What you should do: Identify all lines in the listing that include the word "TransactionDefinition", and copy them out.

______________________________

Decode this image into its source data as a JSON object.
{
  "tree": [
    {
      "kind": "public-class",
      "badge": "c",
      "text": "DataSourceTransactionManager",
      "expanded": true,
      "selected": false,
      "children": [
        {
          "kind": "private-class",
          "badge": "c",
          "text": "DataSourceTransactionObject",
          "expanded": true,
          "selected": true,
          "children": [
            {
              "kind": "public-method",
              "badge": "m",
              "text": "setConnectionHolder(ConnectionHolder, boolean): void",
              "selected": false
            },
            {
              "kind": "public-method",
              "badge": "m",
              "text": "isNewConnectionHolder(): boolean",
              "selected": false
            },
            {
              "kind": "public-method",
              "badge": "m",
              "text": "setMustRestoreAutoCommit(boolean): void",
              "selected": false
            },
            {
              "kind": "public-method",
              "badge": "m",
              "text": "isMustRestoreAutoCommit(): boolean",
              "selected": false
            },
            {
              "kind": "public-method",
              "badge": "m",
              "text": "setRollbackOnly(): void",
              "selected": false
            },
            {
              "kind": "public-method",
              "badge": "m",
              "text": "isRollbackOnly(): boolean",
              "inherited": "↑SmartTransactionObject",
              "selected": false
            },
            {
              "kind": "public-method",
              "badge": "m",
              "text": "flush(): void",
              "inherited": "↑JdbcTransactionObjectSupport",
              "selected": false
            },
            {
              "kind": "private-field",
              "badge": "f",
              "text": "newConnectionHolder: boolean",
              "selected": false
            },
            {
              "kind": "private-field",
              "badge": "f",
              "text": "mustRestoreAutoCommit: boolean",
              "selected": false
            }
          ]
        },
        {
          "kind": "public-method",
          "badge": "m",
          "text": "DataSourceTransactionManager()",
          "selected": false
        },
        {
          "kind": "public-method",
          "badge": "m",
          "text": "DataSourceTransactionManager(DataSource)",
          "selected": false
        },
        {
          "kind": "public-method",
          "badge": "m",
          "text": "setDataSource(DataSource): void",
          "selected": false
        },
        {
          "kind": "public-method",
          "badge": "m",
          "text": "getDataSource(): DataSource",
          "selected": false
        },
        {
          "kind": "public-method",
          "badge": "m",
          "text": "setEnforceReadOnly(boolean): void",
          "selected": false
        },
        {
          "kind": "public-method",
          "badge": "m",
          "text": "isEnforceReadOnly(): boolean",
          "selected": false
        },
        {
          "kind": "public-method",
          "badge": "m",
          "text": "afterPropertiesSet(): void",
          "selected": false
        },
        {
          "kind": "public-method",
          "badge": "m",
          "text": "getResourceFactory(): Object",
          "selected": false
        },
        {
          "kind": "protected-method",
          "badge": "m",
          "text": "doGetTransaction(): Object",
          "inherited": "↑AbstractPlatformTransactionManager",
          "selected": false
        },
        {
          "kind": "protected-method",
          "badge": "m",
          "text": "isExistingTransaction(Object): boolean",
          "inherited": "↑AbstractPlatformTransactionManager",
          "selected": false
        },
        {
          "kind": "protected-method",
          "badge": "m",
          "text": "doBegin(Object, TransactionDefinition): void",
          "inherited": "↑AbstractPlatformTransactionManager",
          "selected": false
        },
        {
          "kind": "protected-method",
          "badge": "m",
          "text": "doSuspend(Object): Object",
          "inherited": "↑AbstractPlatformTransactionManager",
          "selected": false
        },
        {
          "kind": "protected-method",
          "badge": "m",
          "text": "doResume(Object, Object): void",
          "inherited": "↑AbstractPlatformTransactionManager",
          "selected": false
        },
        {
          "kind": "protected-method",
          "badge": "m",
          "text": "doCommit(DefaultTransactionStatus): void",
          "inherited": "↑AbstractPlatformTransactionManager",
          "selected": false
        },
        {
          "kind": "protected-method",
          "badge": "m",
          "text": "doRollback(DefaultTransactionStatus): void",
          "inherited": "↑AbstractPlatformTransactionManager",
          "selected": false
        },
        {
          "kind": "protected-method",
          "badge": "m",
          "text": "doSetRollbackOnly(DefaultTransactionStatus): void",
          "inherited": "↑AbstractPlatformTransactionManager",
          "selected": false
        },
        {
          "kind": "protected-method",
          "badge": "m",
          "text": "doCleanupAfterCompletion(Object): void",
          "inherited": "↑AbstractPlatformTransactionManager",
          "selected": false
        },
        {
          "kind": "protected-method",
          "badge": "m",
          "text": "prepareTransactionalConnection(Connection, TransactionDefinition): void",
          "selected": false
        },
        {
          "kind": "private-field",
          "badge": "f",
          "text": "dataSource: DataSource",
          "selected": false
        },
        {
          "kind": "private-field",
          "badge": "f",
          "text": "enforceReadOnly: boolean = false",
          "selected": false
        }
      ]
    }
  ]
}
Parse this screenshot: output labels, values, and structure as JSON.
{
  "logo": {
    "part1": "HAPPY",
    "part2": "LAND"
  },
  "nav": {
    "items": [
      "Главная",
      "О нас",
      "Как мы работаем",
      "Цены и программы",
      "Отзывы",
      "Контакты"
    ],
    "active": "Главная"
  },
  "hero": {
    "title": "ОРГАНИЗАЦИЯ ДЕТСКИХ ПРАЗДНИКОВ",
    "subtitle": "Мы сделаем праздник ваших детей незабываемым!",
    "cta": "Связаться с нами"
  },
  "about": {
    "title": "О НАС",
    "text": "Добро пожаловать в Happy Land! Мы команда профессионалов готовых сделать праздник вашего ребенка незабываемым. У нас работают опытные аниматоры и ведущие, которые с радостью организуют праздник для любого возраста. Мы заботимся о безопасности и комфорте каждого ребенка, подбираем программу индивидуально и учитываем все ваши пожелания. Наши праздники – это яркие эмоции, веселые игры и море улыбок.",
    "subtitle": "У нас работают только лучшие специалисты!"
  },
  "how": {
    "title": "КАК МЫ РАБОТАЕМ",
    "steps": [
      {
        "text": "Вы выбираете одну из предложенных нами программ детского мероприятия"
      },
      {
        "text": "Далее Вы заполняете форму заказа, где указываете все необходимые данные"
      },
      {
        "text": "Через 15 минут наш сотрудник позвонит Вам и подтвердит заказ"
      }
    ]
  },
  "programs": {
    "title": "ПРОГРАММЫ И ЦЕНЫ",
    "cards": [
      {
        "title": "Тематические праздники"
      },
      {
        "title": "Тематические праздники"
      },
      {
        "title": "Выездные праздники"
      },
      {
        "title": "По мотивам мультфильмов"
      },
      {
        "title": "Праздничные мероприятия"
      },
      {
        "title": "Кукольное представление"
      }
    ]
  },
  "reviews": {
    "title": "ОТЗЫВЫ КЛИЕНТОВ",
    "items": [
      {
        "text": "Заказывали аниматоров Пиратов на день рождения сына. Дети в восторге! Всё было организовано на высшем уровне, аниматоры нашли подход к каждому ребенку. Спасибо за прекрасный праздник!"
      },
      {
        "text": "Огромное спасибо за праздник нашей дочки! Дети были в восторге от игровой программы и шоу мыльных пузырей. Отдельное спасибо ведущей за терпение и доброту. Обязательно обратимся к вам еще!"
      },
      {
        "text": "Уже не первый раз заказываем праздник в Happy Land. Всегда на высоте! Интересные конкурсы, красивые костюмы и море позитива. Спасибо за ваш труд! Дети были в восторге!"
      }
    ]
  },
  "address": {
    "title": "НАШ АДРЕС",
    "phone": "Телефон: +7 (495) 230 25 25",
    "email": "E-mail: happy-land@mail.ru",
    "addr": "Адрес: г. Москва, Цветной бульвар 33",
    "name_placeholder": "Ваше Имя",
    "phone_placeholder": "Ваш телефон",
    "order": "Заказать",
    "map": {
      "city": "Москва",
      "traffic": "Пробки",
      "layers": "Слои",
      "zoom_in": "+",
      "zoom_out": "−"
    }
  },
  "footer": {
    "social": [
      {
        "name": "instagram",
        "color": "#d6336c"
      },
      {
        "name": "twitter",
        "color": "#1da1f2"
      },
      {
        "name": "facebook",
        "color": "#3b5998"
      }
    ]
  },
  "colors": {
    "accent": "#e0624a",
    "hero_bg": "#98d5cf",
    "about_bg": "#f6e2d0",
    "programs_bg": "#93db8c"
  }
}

______________________________

Response:
          "text": "doBegin(Object, TransactionDefinition): void",
          "text": "prepareTransactionalConnection(Connection, TransactionDefinition): void",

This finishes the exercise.